To do>
What follows is a set of records; repeat all of them exactly.

Entries shown>

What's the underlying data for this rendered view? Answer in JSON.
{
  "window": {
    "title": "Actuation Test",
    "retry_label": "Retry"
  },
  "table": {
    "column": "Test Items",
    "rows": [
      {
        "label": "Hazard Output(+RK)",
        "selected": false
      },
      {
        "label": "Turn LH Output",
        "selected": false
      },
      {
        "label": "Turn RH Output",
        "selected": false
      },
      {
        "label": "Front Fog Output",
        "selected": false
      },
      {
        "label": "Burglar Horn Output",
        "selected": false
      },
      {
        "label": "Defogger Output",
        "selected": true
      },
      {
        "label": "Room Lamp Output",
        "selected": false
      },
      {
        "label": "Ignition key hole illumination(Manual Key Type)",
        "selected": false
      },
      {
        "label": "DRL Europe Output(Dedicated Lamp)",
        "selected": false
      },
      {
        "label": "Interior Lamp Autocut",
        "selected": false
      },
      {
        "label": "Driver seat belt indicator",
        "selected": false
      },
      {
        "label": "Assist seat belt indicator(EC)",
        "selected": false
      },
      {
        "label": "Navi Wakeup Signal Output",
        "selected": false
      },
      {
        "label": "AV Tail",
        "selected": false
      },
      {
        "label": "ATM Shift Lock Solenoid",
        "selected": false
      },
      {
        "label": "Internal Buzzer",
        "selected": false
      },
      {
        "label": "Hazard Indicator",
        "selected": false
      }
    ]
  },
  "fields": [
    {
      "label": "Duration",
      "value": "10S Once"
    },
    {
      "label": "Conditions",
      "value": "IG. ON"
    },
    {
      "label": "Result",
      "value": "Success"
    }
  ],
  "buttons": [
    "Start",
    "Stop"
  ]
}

Task answer>
What's the underlying data for this rendered view? Answer in JSON.
{
  "window": {
    "title": "Actuation Test",
    "retry_label": "Retry"
  },
  "table": {
    "column": "Test Items",
    "rows": [
      {
        "label": "Hazard Output(+RK)",
        "selected": false
      },
      {
        "label": "Turn LH Output",
        "selected": false
      },
      {
        "label": "Turn RH Output",
        "selected": false
      },
      {
        "label": "Front Fog Output",
        "selected": false
      },
      {
        "label": "Burglar Horn Output",
        "selected": false
      },
      {
        "label": "Defogger Output",
        "selected": true
      },
      {
        "label": "Room Lamp Output",
        "selected": false
      },
      {
        "label": "Ignition key hole illumination(Manual Key Type)",
        "selected": false
      },
      {
        "label": "DRL Europe Output(Dedicated Lamp)",
        "selected": false
      },
      {
        "label": "Interior Lamp Autocut",
        "selected": false
      },
      {
        "label": "Driver seat belt indicator",
        "selected": false
      },
      {
        "label": "Assist seat belt indicator(EC)",
        "selected": false
      },
      {
        "label": "Navi Wakeup Signal Output",
        "selected": false
      },
      {
        "label": "AV Tail",
        "selected": false
      },
      {
        "label": "ATM Shift Lock Solenoid",
        "selected": false
      },
      {
        "label": "Internal Buzzer",
        "selected": false
      },
      {
        "label": "Hazard Indicator",
        "selected": false
      }
    ]
  },
  "fields": [
    {
      "label": "Duration",
      "value": "10S Once"
    },
    {
      "label": "Conditions",
      "value": "IG. ON"
    },
    {
      "label": "Result",
      "value": "Success"
    }
  ],
  "buttons": [
    "Start",
    "Stop"
  ]
}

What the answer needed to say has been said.